Return every line of the data below unchanged, character for character.

● Record excerpts:
[Start]

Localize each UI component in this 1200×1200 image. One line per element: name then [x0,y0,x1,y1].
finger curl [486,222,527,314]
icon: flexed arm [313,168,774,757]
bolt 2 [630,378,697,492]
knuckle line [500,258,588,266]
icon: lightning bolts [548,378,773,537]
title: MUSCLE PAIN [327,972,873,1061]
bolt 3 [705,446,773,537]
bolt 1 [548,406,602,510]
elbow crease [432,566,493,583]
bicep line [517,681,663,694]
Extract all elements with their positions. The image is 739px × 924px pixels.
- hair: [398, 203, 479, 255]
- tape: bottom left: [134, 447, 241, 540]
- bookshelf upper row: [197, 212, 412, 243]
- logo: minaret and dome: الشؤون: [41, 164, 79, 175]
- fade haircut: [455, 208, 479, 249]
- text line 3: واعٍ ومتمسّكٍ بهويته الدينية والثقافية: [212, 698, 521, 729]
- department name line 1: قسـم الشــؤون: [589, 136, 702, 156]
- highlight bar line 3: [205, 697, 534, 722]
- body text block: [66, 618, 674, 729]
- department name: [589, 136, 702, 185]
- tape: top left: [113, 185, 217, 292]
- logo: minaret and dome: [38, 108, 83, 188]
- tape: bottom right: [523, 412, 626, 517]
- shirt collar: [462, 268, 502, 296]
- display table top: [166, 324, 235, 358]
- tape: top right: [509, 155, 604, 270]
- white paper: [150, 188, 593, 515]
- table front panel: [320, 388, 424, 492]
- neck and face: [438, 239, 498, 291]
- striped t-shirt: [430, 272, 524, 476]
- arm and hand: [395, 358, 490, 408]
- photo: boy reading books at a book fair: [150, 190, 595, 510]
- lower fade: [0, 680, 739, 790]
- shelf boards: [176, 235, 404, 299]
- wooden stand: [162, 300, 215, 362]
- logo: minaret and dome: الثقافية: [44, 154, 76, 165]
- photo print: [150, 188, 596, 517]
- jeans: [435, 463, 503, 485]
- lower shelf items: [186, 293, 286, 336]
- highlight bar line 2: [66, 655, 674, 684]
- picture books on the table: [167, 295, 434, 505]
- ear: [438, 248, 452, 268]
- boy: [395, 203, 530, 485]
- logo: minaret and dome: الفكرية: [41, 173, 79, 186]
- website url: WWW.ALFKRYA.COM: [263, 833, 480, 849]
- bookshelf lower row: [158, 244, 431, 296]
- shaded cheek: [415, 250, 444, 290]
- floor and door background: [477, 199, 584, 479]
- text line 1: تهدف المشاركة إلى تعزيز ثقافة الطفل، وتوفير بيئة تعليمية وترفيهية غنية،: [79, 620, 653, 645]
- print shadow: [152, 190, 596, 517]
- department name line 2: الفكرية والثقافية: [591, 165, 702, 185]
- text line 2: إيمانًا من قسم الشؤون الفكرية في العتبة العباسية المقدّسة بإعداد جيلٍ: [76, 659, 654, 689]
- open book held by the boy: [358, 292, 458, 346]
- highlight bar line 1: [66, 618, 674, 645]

[End]

● Written response:
Localize each UI component in this 1200×1200 image. One line per element: name then [x0,y0,x1,y1].
finger curl [486,222,527,314]
icon: flexed arm [313,168,774,757]
bolt 2 [630,378,697,492]
knuckle line [500,258,588,266]
icon: lightning bolts [548,378,773,537]
title: MUSCLE PAIN [327,972,873,1061]
bolt 3 [705,446,773,537]
bolt 1 [548,406,602,510]
elbow crease [432,566,493,583]
bicep line [517,681,663,694]
Extract all elements with their positions. The image is 739px × 924px pixels.
- hair: [398, 203, 479, 255]
- tape: bottom left: [134, 447, 241, 540]
- bookshelf upper row: [197, 212, 412, 243]
- logo: minaret and dome: الشؤون: [41, 164, 79, 175]
- fade haircut: [455, 208, 479, 249]
- text line 3: واعٍ ومتمسّكٍ بهويته الدينية والثقافية: [212, 698, 521, 729]
- department name line 1: قسـم الشــؤون: [589, 136, 702, 156]
- highlight bar line 3: [205, 697, 534, 722]
- body text block: [66, 618, 674, 729]
- department name: [589, 136, 702, 185]
- tape: top left: [113, 185, 217, 292]
- logo: minaret and dome: [38, 108, 83, 188]
- tape: bottom right: [523, 412, 626, 517]
- shirt collar: [462, 268, 502, 296]
- display table top: [166, 324, 235, 358]
- tape: top right: [509, 155, 604, 270]
- white paper: [150, 188, 593, 515]
- table front panel: [320, 388, 424, 492]
- neck and face: [438, 239, 498, 291]
- striped t-shirt: [430, 272, 524, 476]
- arm and hand: [395, 358, 490, 408]
- photo: boy reading books at a book fair: [150, 190, 595, 510]
- lower fade: [0, 680, 739, 790]
- shelf boards: [176, 235, 404, 299]
- wooden stand: [162, 300, 215, 362]
- logo: minaret and dome: الثقافية: [44, 154, 76, 165]
- photo print: [150, 188, 596, 517]
- jeans: [435, 463, 503, 485]
- lower shelf items: [186, 293, 286, 336]
- highlight bar line 2: [66, 655, 674, 684]
- picture books on the table: [167, 295, 434, 505]
- ear: [438, 248, 452, 268]
- boy: [395, 203, 530, 485]
- logo: minaret and dome: الفكرية: [41, 173, 79, 186]
- website url: WWW.ALFKRYA.COM: [263, 833, 480, 849]
- bookshelf lower row: [158, 244, 431, 296]
- shaded cheek: [415, 250, 444, 290]
- floor and door background: [477, 199, 584, 479]
- text line 1: تهدف المشاركة إلى تعزيز ثقافة الطفل، وتوفير بيئة تعليمية وترفيهية غنية،: [79, 620, 653, 645]
- print shadow: [152, 190, 596, 517]
- department name line 2: الفكرية والثقافية: [591, 165, 702, 185]
- text line 2: إيمانًا من قسم الشؤون الفكرية في العتبة العباسية المقدّسة بإعداد جيلٍ: [76, 659, 654, 689]
- open book held by the boy: [358, 292, 458, 346]
- highlight bar line 1: [66, 618, 674, 645]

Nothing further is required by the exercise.